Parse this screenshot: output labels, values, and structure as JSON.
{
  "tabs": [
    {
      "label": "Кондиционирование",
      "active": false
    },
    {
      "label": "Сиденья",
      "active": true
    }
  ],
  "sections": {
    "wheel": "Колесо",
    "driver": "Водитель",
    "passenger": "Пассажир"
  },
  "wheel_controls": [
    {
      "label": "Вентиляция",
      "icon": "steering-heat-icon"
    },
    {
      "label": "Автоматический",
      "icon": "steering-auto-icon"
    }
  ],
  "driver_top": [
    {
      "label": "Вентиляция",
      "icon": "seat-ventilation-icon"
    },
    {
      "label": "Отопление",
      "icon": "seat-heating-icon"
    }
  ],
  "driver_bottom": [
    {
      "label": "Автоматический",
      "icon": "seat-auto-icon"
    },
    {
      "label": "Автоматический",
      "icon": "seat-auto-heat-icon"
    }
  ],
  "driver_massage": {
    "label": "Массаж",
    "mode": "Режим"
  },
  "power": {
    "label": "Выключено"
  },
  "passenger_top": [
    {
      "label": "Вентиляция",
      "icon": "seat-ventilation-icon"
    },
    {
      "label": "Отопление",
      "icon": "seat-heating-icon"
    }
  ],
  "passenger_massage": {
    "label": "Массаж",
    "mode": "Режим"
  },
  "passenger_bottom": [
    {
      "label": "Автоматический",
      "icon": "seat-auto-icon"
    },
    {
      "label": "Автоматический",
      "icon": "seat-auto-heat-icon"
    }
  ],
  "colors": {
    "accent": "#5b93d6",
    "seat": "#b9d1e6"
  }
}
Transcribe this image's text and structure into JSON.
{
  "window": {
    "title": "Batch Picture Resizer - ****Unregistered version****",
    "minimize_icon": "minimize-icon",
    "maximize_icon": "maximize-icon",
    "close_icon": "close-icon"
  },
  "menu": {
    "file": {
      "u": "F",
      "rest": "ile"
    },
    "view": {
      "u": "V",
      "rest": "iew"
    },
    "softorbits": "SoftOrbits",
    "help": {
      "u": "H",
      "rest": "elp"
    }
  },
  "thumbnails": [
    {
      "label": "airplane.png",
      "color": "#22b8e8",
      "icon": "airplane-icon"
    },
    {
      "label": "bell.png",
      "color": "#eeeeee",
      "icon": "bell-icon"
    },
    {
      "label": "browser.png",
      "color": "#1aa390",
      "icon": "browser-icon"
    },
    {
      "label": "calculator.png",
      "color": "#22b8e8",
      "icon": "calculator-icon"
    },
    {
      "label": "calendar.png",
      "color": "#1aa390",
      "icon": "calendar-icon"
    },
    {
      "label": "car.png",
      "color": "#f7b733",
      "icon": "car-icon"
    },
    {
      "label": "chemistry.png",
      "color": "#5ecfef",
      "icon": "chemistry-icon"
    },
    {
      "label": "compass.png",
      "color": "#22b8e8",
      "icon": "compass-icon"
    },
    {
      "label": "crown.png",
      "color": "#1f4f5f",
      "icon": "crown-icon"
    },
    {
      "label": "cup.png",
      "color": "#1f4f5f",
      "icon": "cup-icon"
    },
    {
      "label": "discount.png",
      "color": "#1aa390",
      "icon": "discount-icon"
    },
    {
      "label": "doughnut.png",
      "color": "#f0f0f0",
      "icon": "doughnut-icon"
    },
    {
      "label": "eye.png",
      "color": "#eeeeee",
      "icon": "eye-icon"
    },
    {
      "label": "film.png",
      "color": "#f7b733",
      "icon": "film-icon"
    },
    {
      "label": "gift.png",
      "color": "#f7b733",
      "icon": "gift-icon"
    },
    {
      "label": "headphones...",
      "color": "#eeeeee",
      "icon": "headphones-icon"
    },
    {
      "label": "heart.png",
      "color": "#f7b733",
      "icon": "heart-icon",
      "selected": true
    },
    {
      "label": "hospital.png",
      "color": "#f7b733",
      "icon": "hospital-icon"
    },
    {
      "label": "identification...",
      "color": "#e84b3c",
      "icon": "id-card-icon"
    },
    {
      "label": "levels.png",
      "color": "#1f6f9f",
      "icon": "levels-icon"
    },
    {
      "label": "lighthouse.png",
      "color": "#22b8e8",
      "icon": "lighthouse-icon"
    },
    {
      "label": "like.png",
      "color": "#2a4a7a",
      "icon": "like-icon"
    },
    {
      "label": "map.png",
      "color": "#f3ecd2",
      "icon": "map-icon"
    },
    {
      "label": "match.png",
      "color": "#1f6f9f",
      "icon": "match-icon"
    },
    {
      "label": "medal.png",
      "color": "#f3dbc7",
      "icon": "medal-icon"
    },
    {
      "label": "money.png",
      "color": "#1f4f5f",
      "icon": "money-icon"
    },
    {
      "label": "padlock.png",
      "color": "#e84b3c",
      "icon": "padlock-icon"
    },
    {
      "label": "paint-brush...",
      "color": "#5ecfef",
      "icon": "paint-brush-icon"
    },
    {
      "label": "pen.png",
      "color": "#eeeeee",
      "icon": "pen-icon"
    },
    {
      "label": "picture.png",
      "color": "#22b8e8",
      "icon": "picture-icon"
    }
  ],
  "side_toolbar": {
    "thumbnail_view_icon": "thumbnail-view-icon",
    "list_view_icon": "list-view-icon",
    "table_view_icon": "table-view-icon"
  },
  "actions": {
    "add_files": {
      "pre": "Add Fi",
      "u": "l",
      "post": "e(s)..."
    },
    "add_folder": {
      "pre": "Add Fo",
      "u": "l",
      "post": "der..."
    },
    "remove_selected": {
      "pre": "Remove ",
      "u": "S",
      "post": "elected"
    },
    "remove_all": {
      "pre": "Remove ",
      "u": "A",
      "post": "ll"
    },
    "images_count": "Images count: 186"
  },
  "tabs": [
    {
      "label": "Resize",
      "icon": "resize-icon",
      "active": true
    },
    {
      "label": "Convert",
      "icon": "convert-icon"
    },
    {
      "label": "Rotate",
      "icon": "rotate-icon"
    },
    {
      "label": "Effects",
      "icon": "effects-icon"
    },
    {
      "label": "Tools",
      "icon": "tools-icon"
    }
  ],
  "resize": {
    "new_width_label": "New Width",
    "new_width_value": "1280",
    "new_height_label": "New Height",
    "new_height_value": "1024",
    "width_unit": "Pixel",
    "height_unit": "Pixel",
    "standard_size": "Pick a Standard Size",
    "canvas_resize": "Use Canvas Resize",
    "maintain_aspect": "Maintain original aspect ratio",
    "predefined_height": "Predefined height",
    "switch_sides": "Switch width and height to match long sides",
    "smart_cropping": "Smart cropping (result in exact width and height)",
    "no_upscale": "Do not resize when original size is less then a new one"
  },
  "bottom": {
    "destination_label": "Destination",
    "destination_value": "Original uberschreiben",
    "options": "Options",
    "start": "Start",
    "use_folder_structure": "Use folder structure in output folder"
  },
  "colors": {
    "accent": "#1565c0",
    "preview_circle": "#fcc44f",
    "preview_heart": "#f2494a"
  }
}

* [Your objective]
Extract the whole listing, character for character.

* [Response for this exercise]
Parse this screenshot: output labels, values, and structure as JSON.
{
  "tabs": [
    {
      "label": "Кондиционирование",
      "active": false
    },
    {
      "label": "Сиденья",
      "active": true
    }
  ],
  "sections": {
    "wheel": "Колесо",
    "driver": "Водитель",
    "passenger": "Пассажир"
  },
  "wheel_controls": [
    {
      "label": "Вентиляция",
      "icon": "steering-heat-icon"
    },
    {
      "label": "Автоматический",
      "icon": "steering-auto-icon"
    }
  ],
  "driver_top": [
    {
      "label": "Вентиляция",
      "icon": "seat-ventilation-icon"
    },
    {
      "label": "Отопление",
      "icon": "seat-heating-icon"
    }
  ],
  "driver_bottom": [
    {
      "label": "Автоматический",
      "icon": "seat-auto-icon"
    },
    {
      "label": "Автоматический",
      "icon": "seat-auto-heat-icon"
    }
  ],
  "driver_massage": {
    "label": "Массаж",
    "mode": "Режим"
  },
  "power": {
    "label": "Выключено"
  },
  "passenger_top": [
    {
      "label": "Вентиляция",
      "icon": "seat-ventilation-icon"
    },
    {
      "label": "Отопление",
      "icon": "seat-heating-icon"
    }
  ],
  "passenger_massage": {
    "label": "Массаж",
    "mode": "Режим"
  },
  "passenger_bottom": [
    {
      "label": "Автоматический",
      "icon": "seat-auto-icon"
    },
    {
      "label": "Автоматический",
      "icon": "seat-auto-heat-icon"
    }
  ],
  "colors": {
    "accent": "#5b93d6",
    "seat": "#b9d1e6"
  }
}
Transcribe this image's text and structure into JSON.
{
  "window": {
    "title": "Batch Picture Resizer - ****Unregistered version****",
    "minimize_icon": "minimize-icon",
    "maximize_icon": "maximize-icon",
    "close_icon": "close-icon"
  },
  "menu": {
    "file": {
      "u": "F",
      "rest": "ile"
    },
    "view": {
      "u": "V",
      "rest": "iew"
    },
    "softorbits": "SoftOrbits",
    "help": {
      "u": "H",
      "rest": "elp"
    }
  },
  "thumbnails": [
    {
      "label": "airplane.png",
      "color": "#22b8e8",
      "icon": "airplane-icon"
    },
    {
      "label": "bell.png",
      "color": "#eeeeee",
      "icon": "bell-icon"
    },
    {
      "label": "browser.png",
      "color": "#1aa390",
      "icon": "browser-icon"
    },
    {
      "label": "calculator.png",
      "color": "#22b8e8",
      "icon": "calculator-icon"
    },
    {
      "label": "calendar.png",
      "color": "#1aa390",
      "icon": "calendar-icon"
    },
    {
      "label": "car.png",
      "color": "#f7b733",
      "icon": "car-icon"
    },
    {
      "label": "chemistry.png",
      "color": "#5ecfef",
      "icon": "chemistry-icon"
    },
    {
      "label": "compass.png",
      "color": "#22b8e8",
      "icon": "compass-icon"
    },
    {
      "label": "crown.png",
      "color": "#1f4f5f",
      "icon": "crown-icon"
    },
    {
      "label": "cup.png",
      "color": "#1f4f5f",
      "icon": "cup-icon"
    },
    {
      "label": "discount.png",
      "color": "#1aa390",
      "icon": "discount-icon"
    },
    {
      "label": "doughnut.png",
      "color": "#f0f0f0",
      "icon": "doughnut-icon"
    },
    {
      "label": "eye.png",
      "color": "#eeeeee",
      "icon": "eye-icon"
    },
    {
      "label": "film.png",
      "color": "#f7b733",
      "icon": "film-icon"
    },
    {
      "label": "gift.png",
      "color": "#f7b733",
      "icon": "gift-icon"
    },
    {
      "label": "headphones...",
      "color": "#eeeeee",
      "icon": "headphones-icon"
    },
    {
      "label": "heart.png",
      "color": "#f7b733",
      "icon": "heart-icon",
      "selected": true
    },
    {
      "label": "hospital.png",
      "color": "#f7b733",
      "icon": "hospital-icon"
    },
    {
      "label": "identification...",
      "color": "#e84b3c",
      "icon": "id-card-icon"
    },
    {
      "label": "levels.png",
      "color": "#1f6f9f",
      "icon": "levels-icon"
    },
    {
      "label": "lighthouse.png",
      "color": "#22b8e8",
      "icon": "lighthouse-icon"
    },
    {
      "label": "like.png",
      "color": "#2a4a7a",
      "icon": "like-icon"
    },
    {
      "label": "map.png",
      "color": "#f3ecd2",
      "icon": "map-icon"
    },
    {
      "label": "match.png",
      "color": "#1f6f9f",
      "icon": "match-icon"
    },
    {
      "label": "medal.png",
      "color": "#f3dbc7",
      "icon": "medal-icon"
    },
    {
      "label": "money.png",
      "color": "#1f4f5f",
      "icon": "money-icon"
    },
    {
      "label": "padlock.png",
      "color": "#e84b3c",
      "icon": "padlock-icon"
    },
    {
      "label": "paint-brush...",
      "color": "#5ecfef",
      "icon": "paint-brush-icon"
    },
    {
      "label": "pen.png",
      "color": "#eeeeee",
      "icon": "pen-icon"
    },
    {
      "label": "picture.png",
      "color": "#22b8e8",
      "icon": "picture-icon"
    }
  ],
  "side_toolbar": {
    "thumbnail_view_icon": "thumbnail-view-icon",
    "list_view_icon": "list-view-icon",
    "table_view_icon": "table-view-icon"
  },
  "actions": {
    "add_files": {
      "pre": "Add Fi",
      "u": "l",
      "post": "e(s)..."
    },
    "add_folder": {
      "pre": "Add Fo",
      "u": "l",
      "post": "der..."
    },
    "remove_selected": {
      "pre": "Remove ",
      "u": "S",
      "post": "elected"
    },
    "remove_all": {
      "pre": "Remove ",
      "u": "A",
      "post": "ll"
    },
    "images_count": "Images count: 186"
  },
  "tabs": [
    {
      "label": "Resize",
      "icon": "resize-icon",
      "active": true
    },
    {
      "label": "Convert",
      "icon": "convert-icon"
    },
    {
      "label": "Rotate",
      "icon": "rotate-icon"
    },
    {
      "label": "Effects",
      "icon": "effects-icon"
    },
    {
      "label": "Tools",
      "icon": "tools-icon"
    }
  ],
  "resize": {
    "new_width_label": "New Width",
    "new_width_value": "1280",
    "new_height_label": "New Height",
    "new_height_value": "1024",
    "width_unit": "Pixel",
    "height_unit": "Pixel",
    "standard_size": "Pick a Standard Size",
    "canvas_resize": "Use Canvas Resize",
    "maintain_aspect": "Maintain original aspect ratio",
    "predefined_height": "Predefined height",
    "switch_sides": "Switch width and height to match long sides",
    "smart_cropping": "Smart cropping (result in exact width and height)",
    "no_upscale": "Do not resize when original size is less then a new one"
  },
  "bottom": {
    "destination_label": "Destination",
    "destination_value": "Original uberschreiben",
    "options": "Options",
    "start": "Start",
    "use_folder_structure": "Use folder structure in output folder"
  },
  "colors": {
    "accent": "#1565c0",
    "preview_circle": "#fcc44f",
    "preview_heart": "#f2494a"
  }
}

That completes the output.